4.   The memorandum recognises that the power to give directions under section 3A is legislative in nature. It states: "As is usual for such powers of direction there is no Parliamentary procedure". But no examples are given of other circumstances where similar powers to direct have been given and we are not persuaded that such an approach is appropriate here. The scope of the power is such that it could be used to direct all local authorities in England to make arrangements for their functions relating to the recruitment and approval of prospective adopters to be exercised by adoption societies registered under the Care Standards Act 2000. We consider it inappropriate to delegate a power of such scope without the exercise of the powers being subject to parliamentary scrutiny. In our view, the only circumstance in which it is appropriate for the power to be exercised without parliamentary scrutiny is where the direction is aimed at a single named authority and is made because of a failure on the part of the authority to carry out its functions to an adequate standard. In all other cases the powers should be exercisable by statutory instrument subject to the affirmative procedure.

DATA EXCERPTS
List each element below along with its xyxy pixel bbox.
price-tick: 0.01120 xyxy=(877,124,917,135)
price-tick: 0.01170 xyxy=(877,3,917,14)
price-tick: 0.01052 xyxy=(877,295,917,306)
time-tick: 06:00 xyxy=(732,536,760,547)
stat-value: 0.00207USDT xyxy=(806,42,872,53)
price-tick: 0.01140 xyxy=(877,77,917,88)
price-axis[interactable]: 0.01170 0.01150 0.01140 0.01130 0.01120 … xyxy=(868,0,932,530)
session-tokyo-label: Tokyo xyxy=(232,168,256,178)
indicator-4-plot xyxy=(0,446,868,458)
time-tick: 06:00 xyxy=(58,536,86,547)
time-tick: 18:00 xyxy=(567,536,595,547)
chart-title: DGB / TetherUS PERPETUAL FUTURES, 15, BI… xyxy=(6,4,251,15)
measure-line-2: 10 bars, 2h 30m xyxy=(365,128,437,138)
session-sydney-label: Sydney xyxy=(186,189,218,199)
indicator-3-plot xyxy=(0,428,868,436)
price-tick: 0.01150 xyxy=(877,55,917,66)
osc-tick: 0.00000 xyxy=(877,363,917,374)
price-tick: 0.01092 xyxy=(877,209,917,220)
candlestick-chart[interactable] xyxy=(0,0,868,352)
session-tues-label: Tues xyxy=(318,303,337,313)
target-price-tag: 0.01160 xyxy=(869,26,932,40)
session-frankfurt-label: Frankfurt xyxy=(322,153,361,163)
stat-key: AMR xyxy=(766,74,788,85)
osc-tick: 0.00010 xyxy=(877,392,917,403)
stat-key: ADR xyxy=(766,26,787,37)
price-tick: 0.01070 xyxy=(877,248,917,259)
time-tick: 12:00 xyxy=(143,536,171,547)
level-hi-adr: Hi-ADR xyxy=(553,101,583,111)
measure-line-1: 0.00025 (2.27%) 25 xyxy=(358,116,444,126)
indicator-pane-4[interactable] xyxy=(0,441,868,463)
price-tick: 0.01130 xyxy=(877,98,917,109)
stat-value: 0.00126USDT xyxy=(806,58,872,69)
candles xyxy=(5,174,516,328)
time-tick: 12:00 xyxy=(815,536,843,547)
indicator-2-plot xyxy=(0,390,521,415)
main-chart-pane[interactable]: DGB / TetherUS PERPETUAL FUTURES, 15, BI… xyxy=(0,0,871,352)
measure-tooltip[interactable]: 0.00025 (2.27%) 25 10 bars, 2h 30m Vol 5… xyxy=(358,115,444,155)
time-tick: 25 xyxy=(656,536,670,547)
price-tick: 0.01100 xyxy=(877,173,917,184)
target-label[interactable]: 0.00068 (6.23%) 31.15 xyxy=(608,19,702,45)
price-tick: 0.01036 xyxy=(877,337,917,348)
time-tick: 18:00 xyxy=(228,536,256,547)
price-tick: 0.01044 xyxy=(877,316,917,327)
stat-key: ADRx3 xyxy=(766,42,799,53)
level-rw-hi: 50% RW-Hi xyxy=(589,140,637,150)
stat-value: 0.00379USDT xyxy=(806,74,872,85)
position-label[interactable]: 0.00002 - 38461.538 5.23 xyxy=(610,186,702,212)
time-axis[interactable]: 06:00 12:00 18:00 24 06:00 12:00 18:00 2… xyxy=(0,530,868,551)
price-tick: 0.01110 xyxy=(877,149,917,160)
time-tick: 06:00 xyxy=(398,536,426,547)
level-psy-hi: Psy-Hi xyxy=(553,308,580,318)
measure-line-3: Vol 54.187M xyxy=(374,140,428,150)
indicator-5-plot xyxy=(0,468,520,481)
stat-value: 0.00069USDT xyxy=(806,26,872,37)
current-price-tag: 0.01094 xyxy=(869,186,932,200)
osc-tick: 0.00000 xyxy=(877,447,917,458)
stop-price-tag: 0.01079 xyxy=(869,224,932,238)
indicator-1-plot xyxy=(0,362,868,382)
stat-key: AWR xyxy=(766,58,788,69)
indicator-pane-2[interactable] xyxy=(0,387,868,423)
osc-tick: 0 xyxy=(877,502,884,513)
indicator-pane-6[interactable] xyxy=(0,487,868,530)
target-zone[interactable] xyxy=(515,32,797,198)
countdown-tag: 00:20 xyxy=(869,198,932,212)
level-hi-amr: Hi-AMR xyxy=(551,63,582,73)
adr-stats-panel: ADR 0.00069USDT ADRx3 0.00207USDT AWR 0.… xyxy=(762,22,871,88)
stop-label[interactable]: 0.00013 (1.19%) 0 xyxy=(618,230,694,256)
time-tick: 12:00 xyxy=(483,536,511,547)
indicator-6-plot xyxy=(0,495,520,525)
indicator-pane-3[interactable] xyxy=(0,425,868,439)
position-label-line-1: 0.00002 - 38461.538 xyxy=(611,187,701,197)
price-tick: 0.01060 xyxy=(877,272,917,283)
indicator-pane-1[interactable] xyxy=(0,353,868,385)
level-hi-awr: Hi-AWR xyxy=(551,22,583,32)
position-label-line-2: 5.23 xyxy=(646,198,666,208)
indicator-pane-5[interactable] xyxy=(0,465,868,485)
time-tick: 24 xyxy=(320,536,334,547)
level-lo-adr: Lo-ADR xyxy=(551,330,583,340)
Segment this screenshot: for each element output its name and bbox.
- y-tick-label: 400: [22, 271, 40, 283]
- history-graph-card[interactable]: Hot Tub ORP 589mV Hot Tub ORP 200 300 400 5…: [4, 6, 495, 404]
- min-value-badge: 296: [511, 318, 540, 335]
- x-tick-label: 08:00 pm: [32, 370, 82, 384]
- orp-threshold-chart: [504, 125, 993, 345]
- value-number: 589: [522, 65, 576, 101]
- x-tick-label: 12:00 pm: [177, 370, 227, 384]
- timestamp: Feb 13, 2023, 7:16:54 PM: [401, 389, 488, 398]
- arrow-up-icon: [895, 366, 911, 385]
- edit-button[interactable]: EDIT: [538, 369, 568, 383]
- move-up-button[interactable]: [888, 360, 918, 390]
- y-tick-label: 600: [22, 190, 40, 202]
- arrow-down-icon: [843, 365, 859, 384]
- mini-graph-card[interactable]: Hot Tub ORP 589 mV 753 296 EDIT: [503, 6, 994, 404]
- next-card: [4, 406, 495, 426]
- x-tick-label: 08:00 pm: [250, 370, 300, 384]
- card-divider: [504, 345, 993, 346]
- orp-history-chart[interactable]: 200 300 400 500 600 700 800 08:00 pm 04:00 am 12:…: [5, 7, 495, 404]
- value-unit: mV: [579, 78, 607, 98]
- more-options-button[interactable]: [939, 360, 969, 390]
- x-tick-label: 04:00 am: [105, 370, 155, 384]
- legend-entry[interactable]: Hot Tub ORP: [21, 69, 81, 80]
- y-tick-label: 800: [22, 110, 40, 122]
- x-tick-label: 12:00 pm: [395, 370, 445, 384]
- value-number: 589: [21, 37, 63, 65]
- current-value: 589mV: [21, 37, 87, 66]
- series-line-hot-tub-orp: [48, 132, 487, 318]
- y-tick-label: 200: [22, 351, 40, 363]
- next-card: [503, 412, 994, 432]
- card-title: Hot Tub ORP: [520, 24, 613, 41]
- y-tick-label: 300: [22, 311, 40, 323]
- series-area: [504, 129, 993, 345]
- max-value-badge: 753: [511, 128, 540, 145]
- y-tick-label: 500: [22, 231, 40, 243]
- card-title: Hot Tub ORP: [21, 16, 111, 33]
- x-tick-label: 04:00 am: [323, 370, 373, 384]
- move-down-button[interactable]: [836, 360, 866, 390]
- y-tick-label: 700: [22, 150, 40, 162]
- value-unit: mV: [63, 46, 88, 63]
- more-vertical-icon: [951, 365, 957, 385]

WORK TO COMPLETE
Carry on the passage about the section 3A power of direction, picking up after its final sentence.

RESPONSE TO THIS TASK
Clause 6 - The Adoption and Children Act Register

5.   Clause 6 amends sections 125 to 131 of the 2002 Act. Section 125 establishes the Adoption and Children Act Register ("the Register") containing information about children who are suitable for adoption and about prospective adopters. Section 125(3) prohibits the Register from being open to public inspection or search. Under section 129, information in the Register may only be disclosed, other than for research purposes, to an adoption agency. Clause 6(4) inserts a new section 128A in the 2002 Act which confers a power on the Secretary of State to make regulations allowing prospective adopters to search and inspect the Register. The regulations can restrict the parts of the Register which prospective adopters would be allowed to search and inspect, and make access subject to prescribed terms and conditions. Regulations under section 128A are subject to the negative procedure.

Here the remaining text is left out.